Material shown:
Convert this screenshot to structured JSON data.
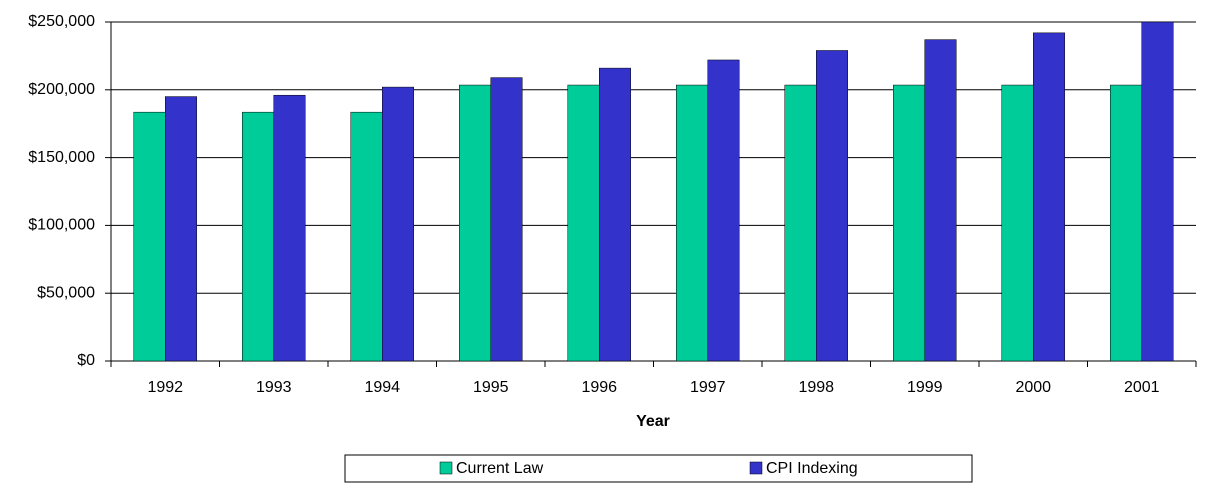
{
  "chart_data": {
    "type": "bar",
    "x_label": "Year",
    "categories": [
      "1992",
      "1993",
      "1994",
      "1995",
      "1996",
      "1997",
      "1998",
      "1999",
      "2000",
      "2001"
    ],
    "series": [
      {
        "name": "Current Law",
        "color": "#00cc99",
        "values": [
          183500,
          183500,
          183500,
          203500,
          203500,
          203500,
          203500,
          203500,
          203500,
          203500
        ]
      },
      {
        "name": "CPI Indexing",
        "color": "#3333cc",
        "values": [
          195000,
          196000,
          202000,
          209000,
          216000,
          222000,
          229000,
          237000,
          242000,
          250000
        ]
      }
    ],
    "ylim": [
      0,
      250000
    ],
    "yticks": [
      {
        "value": 0,
        "label": "$0"
      },
      {
        "value": 50000,
        "label": "$50,000"
      },
      {
        "value": 100000,
        "label": "$100,000"
      },
      {
        "value": 150000,
        "label": "$150,000"
      },
      {
        "value": 200000,
        "label": "$200,000"
      },
      {
        "value": 250000,
        "label": "$250,000"
      }
    ],
    "grid": true,
    "legend": "bottom"
  }
}
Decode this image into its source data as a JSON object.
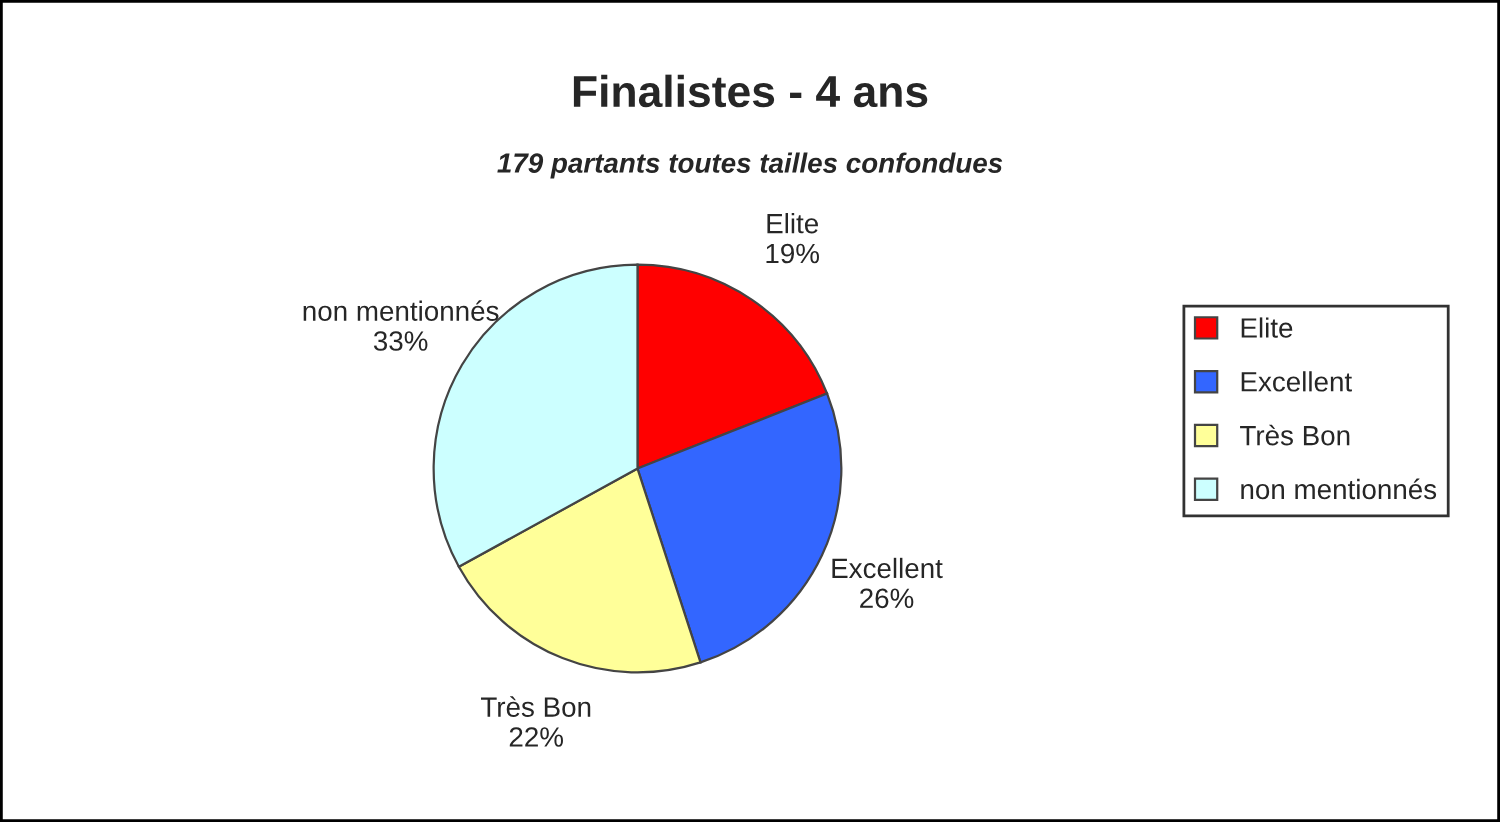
{
  "chart_data": {
    "type": "pie",
    "title": "Finalistes - 4 ans",
    "subtitle": "179 partants toutes tailles confondues",
    "categories": [
      "Elite",
      "Excellent",
      "Très Bon",
      "non mentionnés"
    ],
    "values": [
      19,
      26,
      22,
      33
    ],
    "colors": [
      "#ff0000",
      "#3366ff",
      "#ffff99",
      "#ccffff"
    ],
    "value_labels": [
      "19%",
      "26%",
      "22%",
      "33%"
    ],
    "legend": "right"
  }
}
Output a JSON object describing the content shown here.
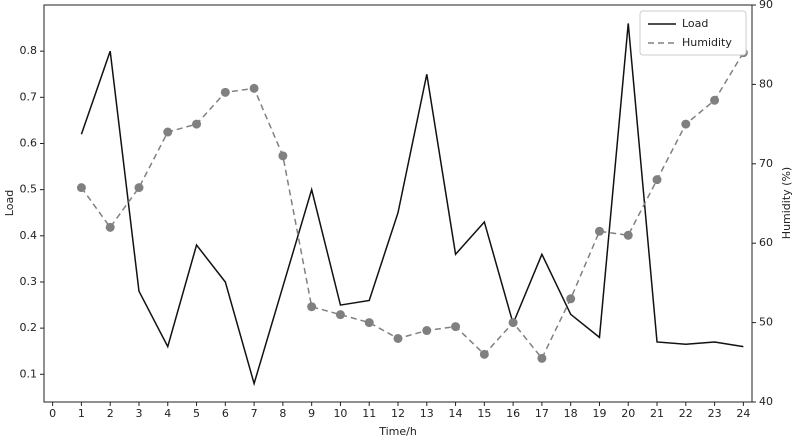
{
  "chart_data": {
    "type": "line",
    "x_label": "Time/h",
    "y_label": "Load",
    "y2_label": "Humidity (%)",
    "x": [
      1,
      2,
      3,
      4,
      5,
      6,
      7,
      8,
      9,
      10,
      11,
      12,
      13,
      14,
      15,
      16,
      17,
      18,
      19,
      20,
      21,
      22,
      23,
      24
    ],
    "xlim": [
      -0.3,
      24.3
    ],
    "xticks": [
      0,
      1,
      2,
      3,
      4,
      5,
      6,
      7,
      8,
      9,
      10,
      11,
      12,
      13,
      14,
      15,
      16,
      17,
      18,
      19,
      20,
      21,
      22,
      23,
      24
    ],
    "ylim": [
      0.04,
      0.9
    ],
    "yticks": [
      0.1,
      0.2,
      0.3,
      0.4,
      0.5,
      0.6,
      0.7,
      0.8
    ],
    "y2lim": [
      40,
      90
    ],
    "y2ticks": [
      40,
      50,
      60,
      70,
      80,
      90
    ],
    "legend": "upper right",
    "series": [
      {
        "name": "Load",
        "color": "#111111",
        "style": "solid",
        "values": [
          0.62,
          0.8,
          0.28,
          0.16,
          0.38,
          0.3,
          0.08,
          0.29,
          0.5,
          0.25,
          0.26,
          0.45,
          0.75,
          0.36,
          0.43,
          0.21,
          0.36,
          0.23,
          0.18,
          0.86,
          0.17,
          0.165,
          0.17,
          0.16
        ]
      },
      {
        "name": "Humidity",
        "color": "#808080",
        "style": "dashed",
        "axis": "y2",
        "values": [
          67,
          62,
          67,
          74,
          75,
          79,
          79.5,
          71,
          52,
          51,
          50,
          48,
          49,
          49.5,
          46,
          50,
          45.5,
          53,
          61.5,
          61,
          68,
          75,
          78,
          84
        ]
      }
    ]
  }
}
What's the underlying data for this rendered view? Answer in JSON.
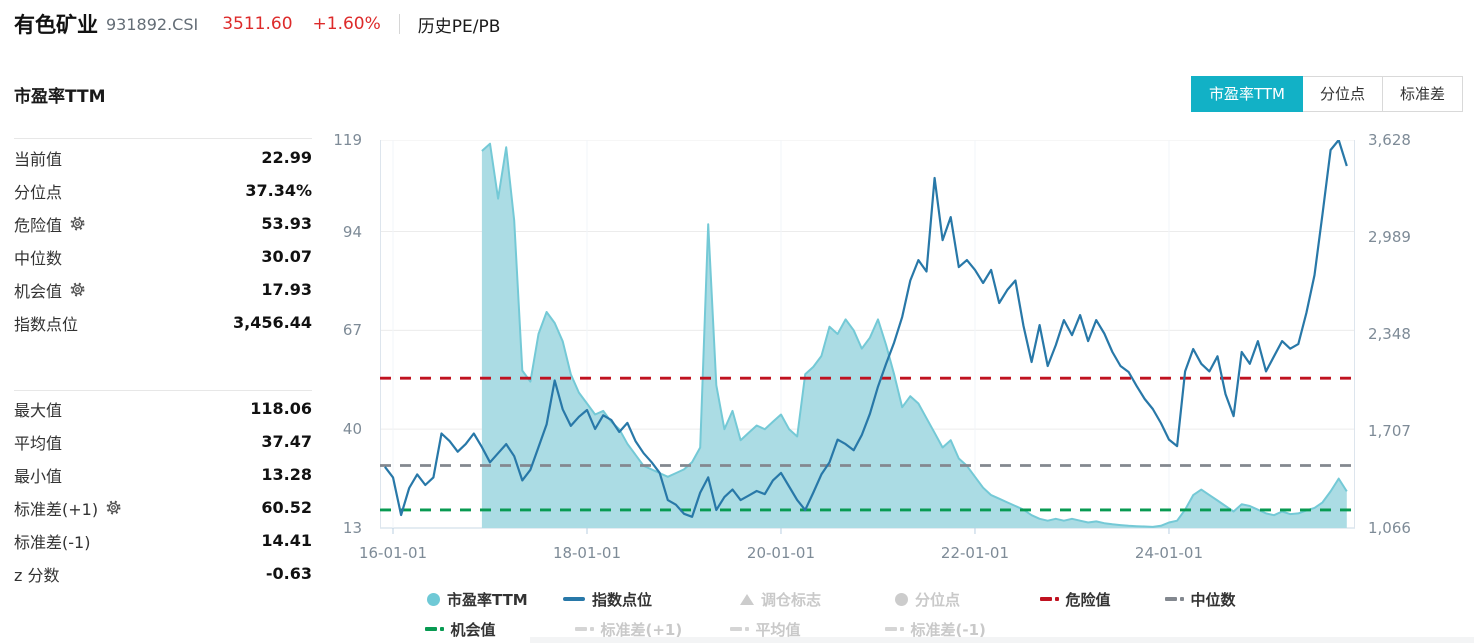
{
  "header": {
    "title": "有色矿业",
    "code": "931892.CSI",
    "price": "3511.60",
    "change": "+1.60%",
    "page_label": "历史PE/PB"
  },
  "section": {
    "title": "市盈率TTM"
  },
  "tabs": [
    {
      "label": "市盈率TTM",
      "active": true
    },
    {
      "label": "分位点",
      "active": false
    },
    {
      "label": "标准差",
      "active": false
    }
  ],
  "stats_top": [
    {
      "label": "当前值",
      "value": "22.99",
      "gear": false
    },
    {
      "label": "分位点",
      "value": "37.34%",
      "gear": false
    },
    {
      "label": "危险值",
      "value": "53.93",
      "gear": true
    },
    {
      "label": "中位数",
      "value": "30.07",
      "gear": false
    },
    {
      "label": "机会值",
      "value": "17.93",
      "gear": true
    },
    {
      "label": "指数点位",
      "value": "3,456.44",
      "gear": false
    }
  ],
  "stats_bottom": [
    {
      "label": "最大值",
      "value": "118.06",
      "gear": false
    },
    {
      "label": "平均值",
      "value": "37.47",
      "gear": false
    },
    {
      "label": "最小值",
      "value": "13.28",
      "gear": false
    },
    {
      "label": "标准差(+1)",
      "value": "60.52",
      "gear": true
    },
    {
      "label": "标准差(-1)",
      "value": "14.41",
      "gear": false
    },
    {
      "label": "z 分数",
      "value": "-0.63",
      "gear": false
    }
  ],
  "legend": {
    "row1": [
      {
        "label": "市盈率TTM",
        "type": "circle",
        "color": "#6fc9d6",
        "disabled": false
      },
      {
        "label": "指数点位",
        "type": "line",
        "color": "#2878a8",
        "disabled": false
      },
      {
        "label": "调仓标志",
        "type": "triangle",
        "color": "#cccccc",
        "disabled": true
      },
      {
        "label": "分位点",
        "type": "circle",
        "color": "#cccccc",
        "disabled": true
      },
      {
        "label": "危险值",
        "type": "dash",
        "color": "#c01220",
        "disabled": false
      },
      {
        "label": "中位数",
        "type": "dash",
        "color": "#83888f",
        "disabled": false
      }
    ],
    "row2": [
      {
        "label": "机会值",
        "type": "dash",
        "color": "#089a52",
        "disabled": false
      },
      {
        "label": "标准差(+1)",
        "type": "dash",
        "color": "#d5d5d5",
        "disabled": true
      },
      {
        "label": "平均值",
        "type": "dash",
        "color": "#d5d5d5",
        "disabled": true
      },
      {
        "label": "标准差(-1)",
        "type": "dash",
        "color": "#d5d5d5",
        "disabled": true
      }
    ]
  },
  "chart_data": {
    "type": "area+line",
    "title": "市盈率TTM 历史走势",
    "start_month": "2015-12",
    "months_per_point": 1,
    "pe_axis": {
      "min": 13,
      "max": 119,
      "tick_values": [
        119,
        94,
        67,
        40,
        13
      ],
      "tick_labels": [
        "119",
        "94",
        "67",
        "40",
        "13"
      ]
    },
    "index_axis": {
      "min": 1066,
      "max": 3628,
      "tick_values": [
        3628,
        2989,
        2348,
        1707,
        1066
      ],
      "tick_labels": [
        "3,628",
        "2,989",
        "2,348",
        "1,707",
        "1,066"
      ]
    },
    "x_ticks": [
      {
        "label": "16-01-01",
        "i": 1
      },
      {
        "label": "18-01-01",
        "i": 25
      },
      {
        "label": "20-01-01",
        "i": 49
      },
      {
        "label": "22-01-01",
        "i": 73
      },
      {
        "label": "24-01-01",
        "i": 97
      }
    ],
    "reference_lines": [
      {
        "name": "危险值",
        "value": 53.93,
        "color": "#c01220"
      },
      {
        "name": "中位数",
        "value": 30.07,
        "color": "#83888f"
      },
      {
        "name": "机会值",
        "value": 17.93,
        "color": "#089a52"
      }
    ],
    "series": [
      {
        "name": "市盈率TTM",
        "type": "area",
        "axis": "pe",
        "color_line": "#74c9d6",
        "color_fill": "#abdce4",
        "values": [
          null,
          null,
          null,
          null,
          null,
          null,
          null,
          null,
          null,
          null,
          null,
          null,
          116,
          118,
          103,
          117,
          97,
          56,
          53,
          66,
          72,
          69,
          64,
          55,
          50,
          47,
          44,
          45,
          42,
          40,
          36,
          33,
          30,
          29,
          28,
          27,
          28,
          29,
          31,
          35,
          96,
          52,
          40,
          45,
          37,
          39,
          41,
          40,
          42,
          44,
          40,
          38,
          55,
          57,
          60,
          68,
          66,
          70,
          67,
          62,
          65,
          70,
          63,
          55,
          46,
          49,
          47,
          43,
          39,
          35,
          37,
          32,
          30,
          27,
          24,
          22,
          21,
          20,
          19,
          18,
          16.5,
          15.5,
          15,
          15.5,
          15,
          15.5,
          15,
          14.5,
          14.8,
          14.3,
          14,
          13.8,
          13.6,
          13.5,
          13.4,
          13.3,
          13.6,
          14.5,
          15,
          18,
          22,
          23.5,
          22,
          20.5,
          19,
          17.5,
          19.5,
          19,
          18,
          17,
          16.5,
          17.5,
          16.8,
          17,
          17.8,
          18.5,
          20,
          23,
          26.5,
          22.99
        ]
      },
      {
        "name": "指数点位",
        "type": "line",
        "axis": "index",
        "color": "#2878a8",
        "values": [
          1470,
          1400,
          1152,
          1330,
          1420,
          1350,
          1400,
          1690,
          1640,
          1570,
          1620,
          1690,
          1600,
          1500,
          1560,
          1620,
          1540,
          1380,
          1450,
          1600,
          1750,
          2040,
          1850,
          1740,
          1800,
          1845,
          1720,
          1810,
          1780,
          1700,
          1760,
          1640,
          1560,
          1500,
          1430,
          1250,
          1220,
          1160,
          1140,
          1300,
          1400,
          1185,
          1270,
          1320,
          1250,
          1280,
          1310,
          1290,
          1380,
          1430,
          1340,
          1250,
          1185,
          1300,
          1420,
          1500,
          1650,
          1620,
          1580,
          1680,
          1820,
          2000,
          2150,
          2290,
          2460,
          2700,
          2835,
          2760,
          3377,
          2967,
          3119,
          2789,
          2835,
          2770,
          2684,
          2770,
          2552,
          2638,
          2700,
          2400,
          2162,
          2406,
          2136,
          2274,
          2439,
          2340,
          2472,
          2300,
          2439,
          2350,
          2228,
          2136,
          2096,
          2004,
          1918,
          1852,
          1759,
          1650,
          1607,
          2100,
          2248,
          2150,
          2100,
          2200,
          1950,
          1805,
          2228,
          2150,
          2300,
          2100,
          2200,
          2300,
          2250,
          2280,
          2486,
          2736,
          3139,
          3562,
          3628,
          3456
        ]
      }
    ],
    "grid": true,
    "legend_position": "bottom"
  },
  "colors": {
    "accent_teal": "#12b1c6",
    "price_red": "#dd2a2a",
    "pe_fill": "#abdce4",
    "pe_line": "#74c9d6",
    "index_line": "#2878a8",
    "danger_red": "#c01220",
    "median_gray": "#83888f",
    "opportunity_green": "#089a52"
  }
}
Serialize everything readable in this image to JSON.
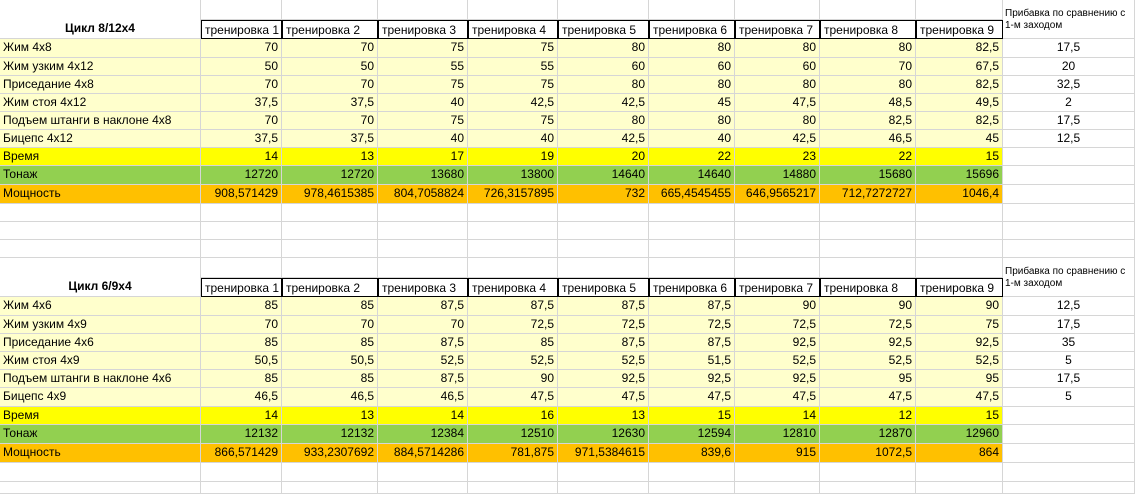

Problem requirements:
Pick each line holding the word "JSON" out of the listing.

Completed task:
Convert this screenshot to structured JSON data.
Decode this image into its source data as a JSON object.
Output a JSON object describing the content shown here.
What's the underlying data for this rendered view? Answer in JSON.
Serialize everything readable in this image to JSON.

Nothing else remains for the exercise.